Dataset items:
━━━━━━

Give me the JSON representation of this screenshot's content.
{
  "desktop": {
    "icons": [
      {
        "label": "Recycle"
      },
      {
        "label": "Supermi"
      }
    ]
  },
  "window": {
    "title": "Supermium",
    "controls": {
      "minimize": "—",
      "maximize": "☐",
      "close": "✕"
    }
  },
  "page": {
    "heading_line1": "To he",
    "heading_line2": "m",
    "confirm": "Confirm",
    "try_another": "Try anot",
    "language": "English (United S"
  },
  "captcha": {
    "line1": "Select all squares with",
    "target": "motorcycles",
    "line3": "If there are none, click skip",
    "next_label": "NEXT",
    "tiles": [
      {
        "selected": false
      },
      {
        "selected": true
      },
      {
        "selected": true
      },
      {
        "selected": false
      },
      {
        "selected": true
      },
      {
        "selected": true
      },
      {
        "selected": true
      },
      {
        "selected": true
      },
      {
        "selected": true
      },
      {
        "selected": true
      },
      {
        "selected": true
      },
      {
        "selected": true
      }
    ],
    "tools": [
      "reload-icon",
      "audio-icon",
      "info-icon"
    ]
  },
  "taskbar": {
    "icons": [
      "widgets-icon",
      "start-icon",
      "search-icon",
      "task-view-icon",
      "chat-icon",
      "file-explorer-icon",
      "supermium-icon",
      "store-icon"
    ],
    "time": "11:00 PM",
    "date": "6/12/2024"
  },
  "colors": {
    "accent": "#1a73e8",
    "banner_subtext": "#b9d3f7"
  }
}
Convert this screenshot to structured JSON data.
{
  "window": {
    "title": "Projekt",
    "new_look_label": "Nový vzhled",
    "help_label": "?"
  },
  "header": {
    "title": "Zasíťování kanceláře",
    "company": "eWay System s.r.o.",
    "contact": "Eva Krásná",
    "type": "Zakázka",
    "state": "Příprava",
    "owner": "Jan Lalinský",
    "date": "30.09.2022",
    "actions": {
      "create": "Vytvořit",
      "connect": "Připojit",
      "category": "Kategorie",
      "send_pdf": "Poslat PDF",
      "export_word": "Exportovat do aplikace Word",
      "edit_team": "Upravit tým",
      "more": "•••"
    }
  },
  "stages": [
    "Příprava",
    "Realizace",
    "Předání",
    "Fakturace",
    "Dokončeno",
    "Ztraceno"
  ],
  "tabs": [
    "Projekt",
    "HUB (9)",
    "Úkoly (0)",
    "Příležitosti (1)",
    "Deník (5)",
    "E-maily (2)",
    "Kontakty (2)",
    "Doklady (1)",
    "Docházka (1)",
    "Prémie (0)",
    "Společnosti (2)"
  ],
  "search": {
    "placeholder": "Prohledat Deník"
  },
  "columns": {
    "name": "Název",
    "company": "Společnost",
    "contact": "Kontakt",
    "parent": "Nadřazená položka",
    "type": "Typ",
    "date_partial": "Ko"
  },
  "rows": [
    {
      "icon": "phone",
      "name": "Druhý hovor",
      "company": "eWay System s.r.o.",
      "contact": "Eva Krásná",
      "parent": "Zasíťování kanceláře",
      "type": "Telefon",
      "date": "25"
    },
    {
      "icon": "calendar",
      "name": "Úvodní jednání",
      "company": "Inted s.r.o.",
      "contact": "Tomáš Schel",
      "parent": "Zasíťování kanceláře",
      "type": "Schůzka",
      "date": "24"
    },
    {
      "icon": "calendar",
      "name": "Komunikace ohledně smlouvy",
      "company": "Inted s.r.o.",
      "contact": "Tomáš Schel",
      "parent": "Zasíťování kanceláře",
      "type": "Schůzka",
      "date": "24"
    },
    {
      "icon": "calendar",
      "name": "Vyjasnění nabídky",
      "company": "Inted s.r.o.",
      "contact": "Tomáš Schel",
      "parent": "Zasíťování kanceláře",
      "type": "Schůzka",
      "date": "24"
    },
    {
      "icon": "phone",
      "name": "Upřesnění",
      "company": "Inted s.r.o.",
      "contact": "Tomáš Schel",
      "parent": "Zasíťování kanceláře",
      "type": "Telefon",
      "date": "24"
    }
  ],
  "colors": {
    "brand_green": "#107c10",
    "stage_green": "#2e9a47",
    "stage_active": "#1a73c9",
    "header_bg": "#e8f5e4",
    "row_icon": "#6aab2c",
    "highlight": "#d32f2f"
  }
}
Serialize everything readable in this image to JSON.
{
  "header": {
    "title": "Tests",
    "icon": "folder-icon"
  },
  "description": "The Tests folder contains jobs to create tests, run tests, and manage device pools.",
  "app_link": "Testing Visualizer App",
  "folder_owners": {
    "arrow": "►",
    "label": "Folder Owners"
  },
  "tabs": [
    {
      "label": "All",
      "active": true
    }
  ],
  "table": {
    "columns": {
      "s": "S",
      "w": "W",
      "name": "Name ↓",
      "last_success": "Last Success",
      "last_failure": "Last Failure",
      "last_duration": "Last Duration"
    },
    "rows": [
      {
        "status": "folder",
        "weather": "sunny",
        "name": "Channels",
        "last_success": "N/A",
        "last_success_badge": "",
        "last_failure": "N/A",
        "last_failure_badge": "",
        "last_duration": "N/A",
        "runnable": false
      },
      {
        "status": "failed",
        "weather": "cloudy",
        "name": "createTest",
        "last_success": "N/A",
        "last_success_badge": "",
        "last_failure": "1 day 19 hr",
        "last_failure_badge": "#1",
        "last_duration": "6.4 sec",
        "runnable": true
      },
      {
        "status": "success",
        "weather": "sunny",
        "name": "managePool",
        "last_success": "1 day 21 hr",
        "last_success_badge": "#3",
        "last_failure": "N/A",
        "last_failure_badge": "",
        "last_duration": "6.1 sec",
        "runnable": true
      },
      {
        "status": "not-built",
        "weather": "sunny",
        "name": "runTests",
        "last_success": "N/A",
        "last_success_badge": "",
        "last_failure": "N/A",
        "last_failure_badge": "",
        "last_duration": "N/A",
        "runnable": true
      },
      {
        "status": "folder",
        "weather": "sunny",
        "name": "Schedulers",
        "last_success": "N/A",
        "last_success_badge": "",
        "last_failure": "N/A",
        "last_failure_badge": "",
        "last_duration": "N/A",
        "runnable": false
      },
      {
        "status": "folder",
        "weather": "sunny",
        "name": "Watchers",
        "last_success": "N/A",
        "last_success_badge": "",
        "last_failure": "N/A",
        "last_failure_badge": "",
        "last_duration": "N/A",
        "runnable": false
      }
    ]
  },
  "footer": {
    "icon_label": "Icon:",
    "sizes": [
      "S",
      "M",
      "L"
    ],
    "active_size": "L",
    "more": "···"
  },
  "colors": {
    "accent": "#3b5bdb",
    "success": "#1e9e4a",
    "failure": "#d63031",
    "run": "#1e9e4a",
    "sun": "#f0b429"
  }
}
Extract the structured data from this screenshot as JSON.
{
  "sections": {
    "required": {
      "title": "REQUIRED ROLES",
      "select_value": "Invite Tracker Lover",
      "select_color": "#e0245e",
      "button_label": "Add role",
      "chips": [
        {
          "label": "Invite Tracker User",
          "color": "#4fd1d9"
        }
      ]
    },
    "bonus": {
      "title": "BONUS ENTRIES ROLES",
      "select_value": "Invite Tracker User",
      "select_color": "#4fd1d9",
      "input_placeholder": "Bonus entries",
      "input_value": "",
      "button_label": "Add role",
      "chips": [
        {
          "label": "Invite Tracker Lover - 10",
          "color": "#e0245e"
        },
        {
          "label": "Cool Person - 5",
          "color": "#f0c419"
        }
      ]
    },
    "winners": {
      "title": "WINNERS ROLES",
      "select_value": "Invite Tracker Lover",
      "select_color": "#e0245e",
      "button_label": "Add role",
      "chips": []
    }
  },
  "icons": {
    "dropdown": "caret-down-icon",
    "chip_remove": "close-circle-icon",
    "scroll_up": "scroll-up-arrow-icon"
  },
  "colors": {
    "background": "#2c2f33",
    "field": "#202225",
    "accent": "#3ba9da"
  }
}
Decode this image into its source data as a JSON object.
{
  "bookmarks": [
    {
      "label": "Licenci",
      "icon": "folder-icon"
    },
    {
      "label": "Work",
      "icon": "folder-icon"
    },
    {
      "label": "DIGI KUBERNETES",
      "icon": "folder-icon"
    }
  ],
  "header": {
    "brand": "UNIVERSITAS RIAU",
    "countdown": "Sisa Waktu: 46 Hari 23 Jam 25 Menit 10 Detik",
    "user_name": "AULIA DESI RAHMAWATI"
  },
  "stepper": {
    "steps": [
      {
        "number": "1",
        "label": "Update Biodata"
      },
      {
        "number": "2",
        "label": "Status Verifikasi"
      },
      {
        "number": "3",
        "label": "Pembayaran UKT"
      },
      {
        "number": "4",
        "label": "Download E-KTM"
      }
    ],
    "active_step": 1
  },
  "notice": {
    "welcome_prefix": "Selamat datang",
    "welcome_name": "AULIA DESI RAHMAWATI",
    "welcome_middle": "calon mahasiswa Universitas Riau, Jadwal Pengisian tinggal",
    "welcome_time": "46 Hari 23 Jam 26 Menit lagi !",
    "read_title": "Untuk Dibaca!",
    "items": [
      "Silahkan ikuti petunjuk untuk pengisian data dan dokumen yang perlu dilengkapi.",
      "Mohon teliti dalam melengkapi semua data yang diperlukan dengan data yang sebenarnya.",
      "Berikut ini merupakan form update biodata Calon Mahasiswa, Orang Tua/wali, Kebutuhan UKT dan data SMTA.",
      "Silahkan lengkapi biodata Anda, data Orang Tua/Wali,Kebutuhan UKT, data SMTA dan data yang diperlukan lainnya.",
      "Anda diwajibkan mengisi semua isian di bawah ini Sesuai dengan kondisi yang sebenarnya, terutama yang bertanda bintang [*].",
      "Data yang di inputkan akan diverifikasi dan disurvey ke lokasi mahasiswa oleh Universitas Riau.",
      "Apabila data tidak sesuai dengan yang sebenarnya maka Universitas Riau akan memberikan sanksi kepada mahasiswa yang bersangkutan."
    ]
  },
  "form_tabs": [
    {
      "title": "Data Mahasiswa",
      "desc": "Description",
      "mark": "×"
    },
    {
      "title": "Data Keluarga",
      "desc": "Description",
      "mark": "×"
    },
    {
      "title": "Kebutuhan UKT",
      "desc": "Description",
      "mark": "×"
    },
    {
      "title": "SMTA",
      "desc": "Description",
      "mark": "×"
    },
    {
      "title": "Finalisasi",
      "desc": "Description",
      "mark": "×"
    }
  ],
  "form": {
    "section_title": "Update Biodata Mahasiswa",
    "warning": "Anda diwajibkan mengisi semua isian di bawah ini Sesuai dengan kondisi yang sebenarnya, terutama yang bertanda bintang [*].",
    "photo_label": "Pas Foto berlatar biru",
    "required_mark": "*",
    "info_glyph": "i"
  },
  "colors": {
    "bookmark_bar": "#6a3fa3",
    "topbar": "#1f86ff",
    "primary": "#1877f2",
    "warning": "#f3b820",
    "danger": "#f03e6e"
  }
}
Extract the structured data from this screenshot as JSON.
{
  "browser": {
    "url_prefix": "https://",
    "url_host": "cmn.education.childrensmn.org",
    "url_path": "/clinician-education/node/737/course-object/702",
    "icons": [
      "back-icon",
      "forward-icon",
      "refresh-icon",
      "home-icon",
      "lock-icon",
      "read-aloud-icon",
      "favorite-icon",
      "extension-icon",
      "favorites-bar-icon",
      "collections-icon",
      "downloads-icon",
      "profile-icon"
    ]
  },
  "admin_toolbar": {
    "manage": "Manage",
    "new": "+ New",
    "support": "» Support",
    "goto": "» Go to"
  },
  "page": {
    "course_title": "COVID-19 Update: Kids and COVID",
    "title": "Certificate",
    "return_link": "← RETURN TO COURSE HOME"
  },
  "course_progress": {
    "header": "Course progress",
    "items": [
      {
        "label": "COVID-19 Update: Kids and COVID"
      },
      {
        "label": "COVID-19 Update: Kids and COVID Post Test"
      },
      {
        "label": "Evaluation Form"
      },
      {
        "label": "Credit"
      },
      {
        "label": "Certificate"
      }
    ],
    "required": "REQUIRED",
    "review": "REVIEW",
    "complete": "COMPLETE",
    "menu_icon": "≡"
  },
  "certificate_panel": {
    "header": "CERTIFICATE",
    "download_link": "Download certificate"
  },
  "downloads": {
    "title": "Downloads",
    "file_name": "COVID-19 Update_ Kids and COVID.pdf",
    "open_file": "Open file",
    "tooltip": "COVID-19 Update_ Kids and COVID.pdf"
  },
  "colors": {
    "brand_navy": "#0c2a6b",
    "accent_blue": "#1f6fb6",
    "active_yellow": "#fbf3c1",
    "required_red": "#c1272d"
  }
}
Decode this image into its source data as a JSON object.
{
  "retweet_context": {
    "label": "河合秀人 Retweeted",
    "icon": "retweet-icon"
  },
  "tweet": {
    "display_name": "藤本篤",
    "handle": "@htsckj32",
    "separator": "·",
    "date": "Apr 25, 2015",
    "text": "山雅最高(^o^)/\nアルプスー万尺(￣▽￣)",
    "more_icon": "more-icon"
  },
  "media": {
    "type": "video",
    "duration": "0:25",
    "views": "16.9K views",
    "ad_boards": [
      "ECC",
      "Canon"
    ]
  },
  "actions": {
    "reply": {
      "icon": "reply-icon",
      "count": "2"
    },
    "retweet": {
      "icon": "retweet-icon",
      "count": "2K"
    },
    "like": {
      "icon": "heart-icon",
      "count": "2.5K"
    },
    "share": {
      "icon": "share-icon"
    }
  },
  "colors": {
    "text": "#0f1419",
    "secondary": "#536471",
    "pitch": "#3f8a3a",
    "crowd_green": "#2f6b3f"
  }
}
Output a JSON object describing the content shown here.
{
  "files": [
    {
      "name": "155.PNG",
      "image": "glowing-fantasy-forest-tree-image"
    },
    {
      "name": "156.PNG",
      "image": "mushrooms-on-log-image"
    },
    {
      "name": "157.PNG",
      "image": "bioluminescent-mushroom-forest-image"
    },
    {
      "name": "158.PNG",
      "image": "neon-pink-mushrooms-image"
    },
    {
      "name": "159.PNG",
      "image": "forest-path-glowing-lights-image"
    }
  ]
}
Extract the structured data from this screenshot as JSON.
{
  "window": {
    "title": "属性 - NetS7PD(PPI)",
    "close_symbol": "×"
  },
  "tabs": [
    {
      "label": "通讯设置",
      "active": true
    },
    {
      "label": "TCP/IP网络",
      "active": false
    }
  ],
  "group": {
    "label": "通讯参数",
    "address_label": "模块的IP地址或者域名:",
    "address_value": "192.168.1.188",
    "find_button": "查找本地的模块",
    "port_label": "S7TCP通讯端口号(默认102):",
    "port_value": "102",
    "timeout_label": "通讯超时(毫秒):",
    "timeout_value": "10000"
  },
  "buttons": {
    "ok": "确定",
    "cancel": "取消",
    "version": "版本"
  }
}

━━━━━━

● **STATED EXERCISE**:
Pull out all lines in the data above that include "mengisi".

● **SOLVED PROBLEM**:
      "Anda diwajibkan mengisi semua isian di bawah ini Sesuai dengan kondisi yang sebenarnya, terutama yang bertanda bintang [*].",
    "warning": "Anda diwajibkan mengisi semua isian di bawah ini Sesuai dengan kondisi yang sebenarnya, terutama yang bertanda bintang [*].",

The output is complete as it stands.